JOB: Reproduce each line of the material exactly, minus any picture.

THE INPUT:
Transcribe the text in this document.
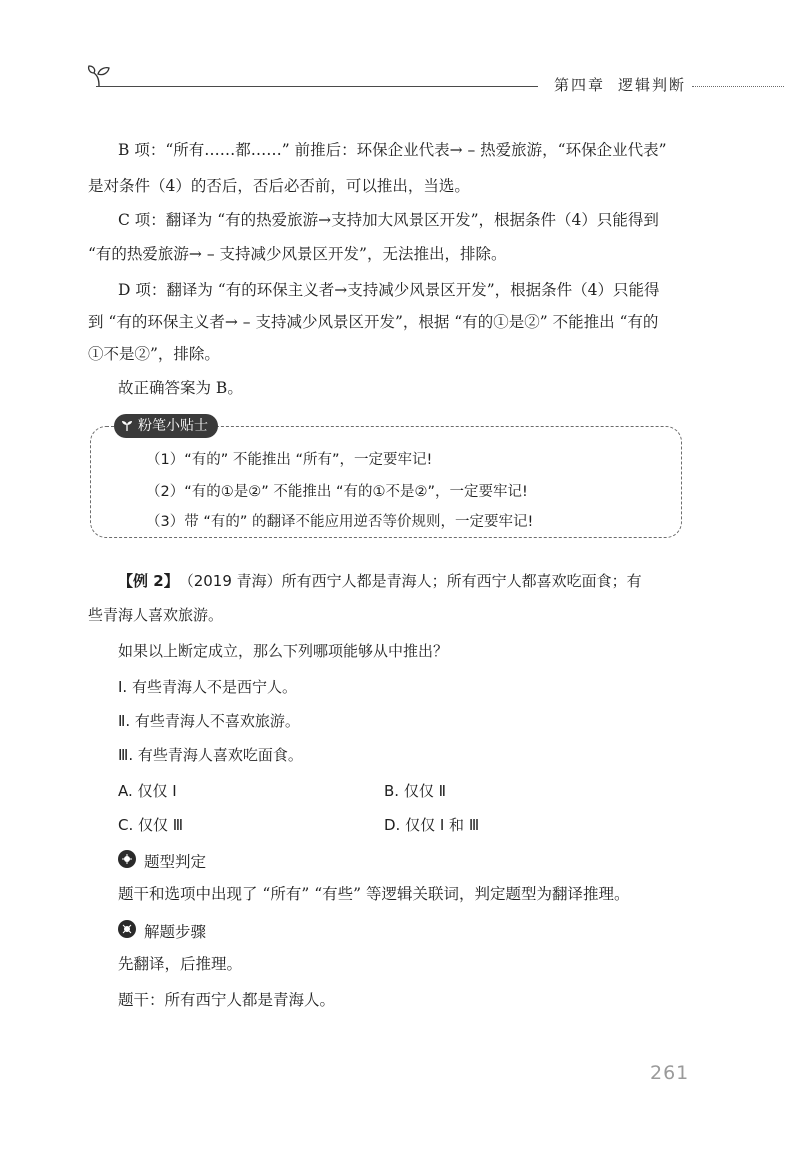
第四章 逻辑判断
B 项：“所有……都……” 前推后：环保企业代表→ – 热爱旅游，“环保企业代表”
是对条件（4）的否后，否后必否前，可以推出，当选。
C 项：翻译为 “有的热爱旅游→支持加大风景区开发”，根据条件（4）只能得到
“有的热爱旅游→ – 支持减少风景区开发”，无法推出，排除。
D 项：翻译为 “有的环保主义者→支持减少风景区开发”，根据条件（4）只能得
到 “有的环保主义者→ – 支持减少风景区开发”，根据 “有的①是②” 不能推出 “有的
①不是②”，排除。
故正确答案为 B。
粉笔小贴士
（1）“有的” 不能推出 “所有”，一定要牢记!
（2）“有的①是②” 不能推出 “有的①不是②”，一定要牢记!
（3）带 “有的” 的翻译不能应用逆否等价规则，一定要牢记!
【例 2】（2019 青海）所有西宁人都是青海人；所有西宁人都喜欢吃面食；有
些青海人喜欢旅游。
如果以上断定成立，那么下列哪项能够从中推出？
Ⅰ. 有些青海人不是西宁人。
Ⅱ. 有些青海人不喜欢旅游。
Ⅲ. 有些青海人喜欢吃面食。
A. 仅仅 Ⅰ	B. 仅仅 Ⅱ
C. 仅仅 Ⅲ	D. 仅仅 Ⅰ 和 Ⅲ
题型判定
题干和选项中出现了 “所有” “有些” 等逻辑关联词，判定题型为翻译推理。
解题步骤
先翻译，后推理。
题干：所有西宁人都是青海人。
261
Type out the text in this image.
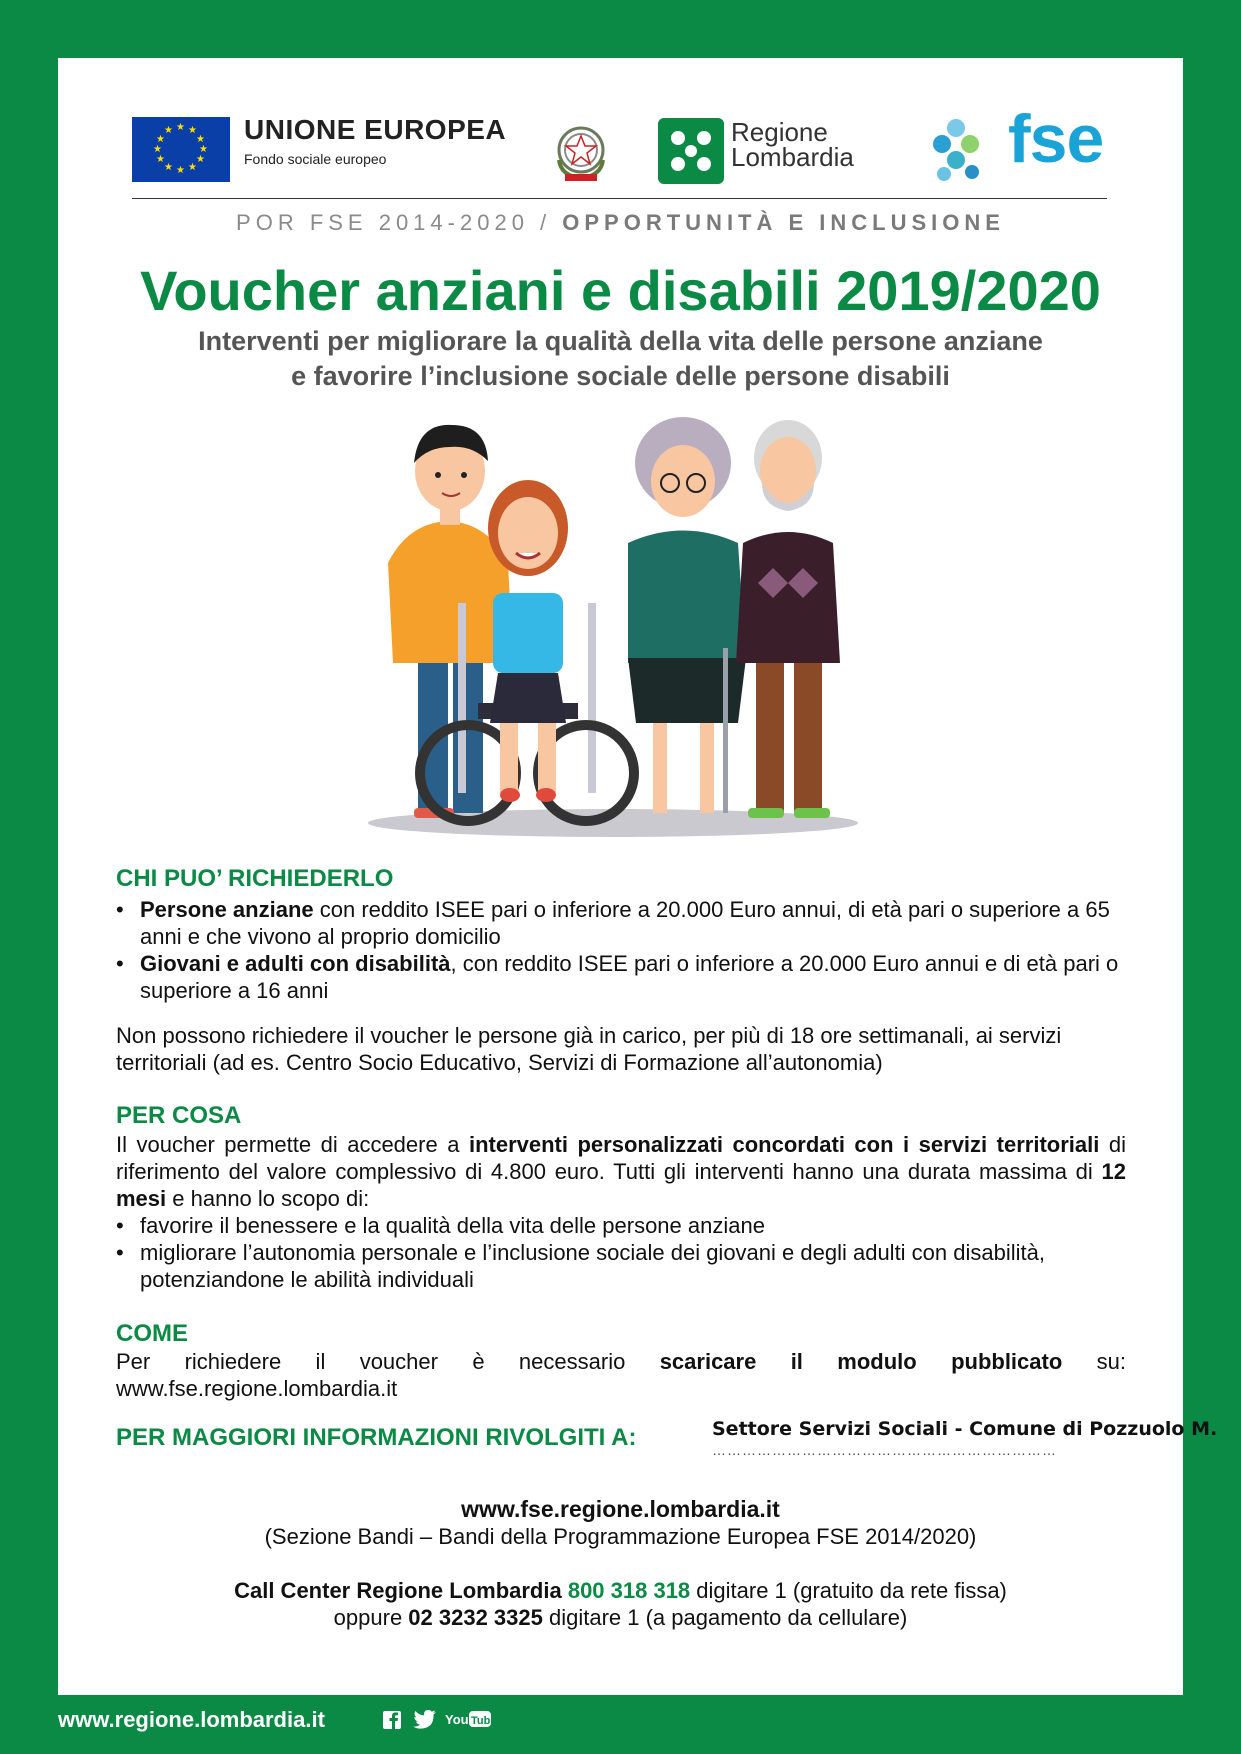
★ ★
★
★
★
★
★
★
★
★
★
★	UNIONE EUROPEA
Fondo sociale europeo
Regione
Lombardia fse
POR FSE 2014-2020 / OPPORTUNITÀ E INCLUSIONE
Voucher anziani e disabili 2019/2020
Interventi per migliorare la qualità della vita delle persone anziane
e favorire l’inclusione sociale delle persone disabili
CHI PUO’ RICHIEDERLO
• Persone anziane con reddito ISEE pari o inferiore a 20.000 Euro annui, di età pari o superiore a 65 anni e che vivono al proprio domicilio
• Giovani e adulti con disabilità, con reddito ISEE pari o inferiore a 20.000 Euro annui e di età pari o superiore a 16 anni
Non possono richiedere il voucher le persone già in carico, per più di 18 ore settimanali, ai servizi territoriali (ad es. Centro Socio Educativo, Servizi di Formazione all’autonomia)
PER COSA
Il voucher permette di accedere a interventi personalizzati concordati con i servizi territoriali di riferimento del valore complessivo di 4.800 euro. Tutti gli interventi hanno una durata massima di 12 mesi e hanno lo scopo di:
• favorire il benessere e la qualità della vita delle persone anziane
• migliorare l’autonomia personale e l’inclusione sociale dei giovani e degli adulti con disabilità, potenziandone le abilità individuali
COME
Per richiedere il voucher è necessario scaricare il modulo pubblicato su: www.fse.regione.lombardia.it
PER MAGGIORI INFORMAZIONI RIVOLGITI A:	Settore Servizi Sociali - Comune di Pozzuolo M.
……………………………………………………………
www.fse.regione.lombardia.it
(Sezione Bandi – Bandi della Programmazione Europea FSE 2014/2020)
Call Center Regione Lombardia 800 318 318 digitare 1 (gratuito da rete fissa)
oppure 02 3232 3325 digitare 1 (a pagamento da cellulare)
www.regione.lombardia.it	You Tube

SOLUTION TO THE PROBLEM:
Transcribe the text in this document.
第四章 逻辑判断
B 项：“所有……都……” 前推后：环保企业代表→ – 热爱旅游，“环保企业代表”
是对条件（4）的否后，否后必否前，可以推出，当选。
C 项：翻译为 “有的热爱旅游→支持加大风景区开发”，根据条件（4）只能得到
“有的热爱旅游→ – 支持减少风景区开发”，无法推出，排除。
D 项：翻译为 “有的环保主义者→支持减少风景区开发”，根据条件（4）只能得
到 “有的环保主义者→ – 支持减少风景区开发”，根据 “有的①是②” 不能推出 “有的
①不是②”，排除。
故正确答案为 B。
粉笔小贴士
（1）“有的” 不能推出 “所有”，一定要牢记!
（2）“有的①是②” 不能推出 “有的①不是②”，一定要牢记!
（3）带 “有的” 的翻译不能应用逆否等价规则，一定要牢记!
【例 2】（2019 青海）所有西宁人都是青海人；所有西宁人都喜欢吃面食；有
些青海人喜欢旅游。
如果以上断定成立，那么下列哪项能够从中推出？
Ⅰ. 有些青海人不是西宁人。
Ⅱ. 有些青海人不喜欢旅游。
Ⅲ. 有些青海人喜欢吃面食。
A. 仅仅 Ⅰ	B. 仅仅 Ⅱ
C. 仅仅 Ⅲ	D. 仅仅 Ⅰ 和 Ⅲ
题型判定
题干和选项中出现了 “所有” “有些” 等逻辑关联词，判定题型为翻译推理。
解题步骤
先翻译，后推理。
题干：所有西宁人都是青海人。
261
Type out the text in this image.
★ ★
★
★
★
★
★
★
★
★
★
★	UNIONE EUROPEA
Fondo sociale europeo
Regione
Lombardia fse
POR FSE 2014-2020 / OPPORTUNITÀ E INCLUSIONE
Voucher anziani e disabili 2019/2020
Interventi per migliorare la qualità della vita delle persone anziane
e favorire l’inclusione sociale delle persone disabili
CHI PUO’ RICHIEDERLO
• Persone anziane con reddito ISEE pari o inferiore a 20.000 Euro annui, di età pari o superiore a 65 anni e che vivono al proprio domicilio
• Giovani e adulti con disabilità, con reddito ISEE pari o inferiore a 20.000 Euro annui e di età pari o superiore a 16 anni
Non possono richiedere il voucher le persone già in carico, per più di 18 ore settimanali, ai servizi territoriali (ad es. Centro Socio Educativo, Servizi di Formazione all’autonomia)
PER COSA
Il voucher permette di accedere a interventi personalizzati concordati con i servizi territoriali di riferimento del valore complessivo di 4.800 euro. Tutti gli interventi hanno una durata massima di 12 mesi e hanno lo scopo di:
• favorire il benessere e la qualità della vita delle persone anziane
• migliorare l’autonomia personale e l’inclusione sociale dei giovani e degli adulti con disabilità, potenziandone le abilità individuali
COME
Per richiedere il voucher è necessario scaricare il modulo pubblicato su: www.fse.regione.lombardia.it
PER MAGGIORI INFORMAZIONI RIVOLGITI A:	Settore Servizi Sociali - Comune di Pozzuolo M.
……………………………………………………………
www.fse.regione.lombardia.it
(Sezione Bandi – Bandi della Programmazione Europea FSE 2014/2020)
Call Center Regione Lombardia 800 318 318 digitare 1 (gratuito da rete fissa)
oppure 02 3232 3325 digitare 1 (a pagamento da cellulare)
www.regione.lombardia.it	You Tube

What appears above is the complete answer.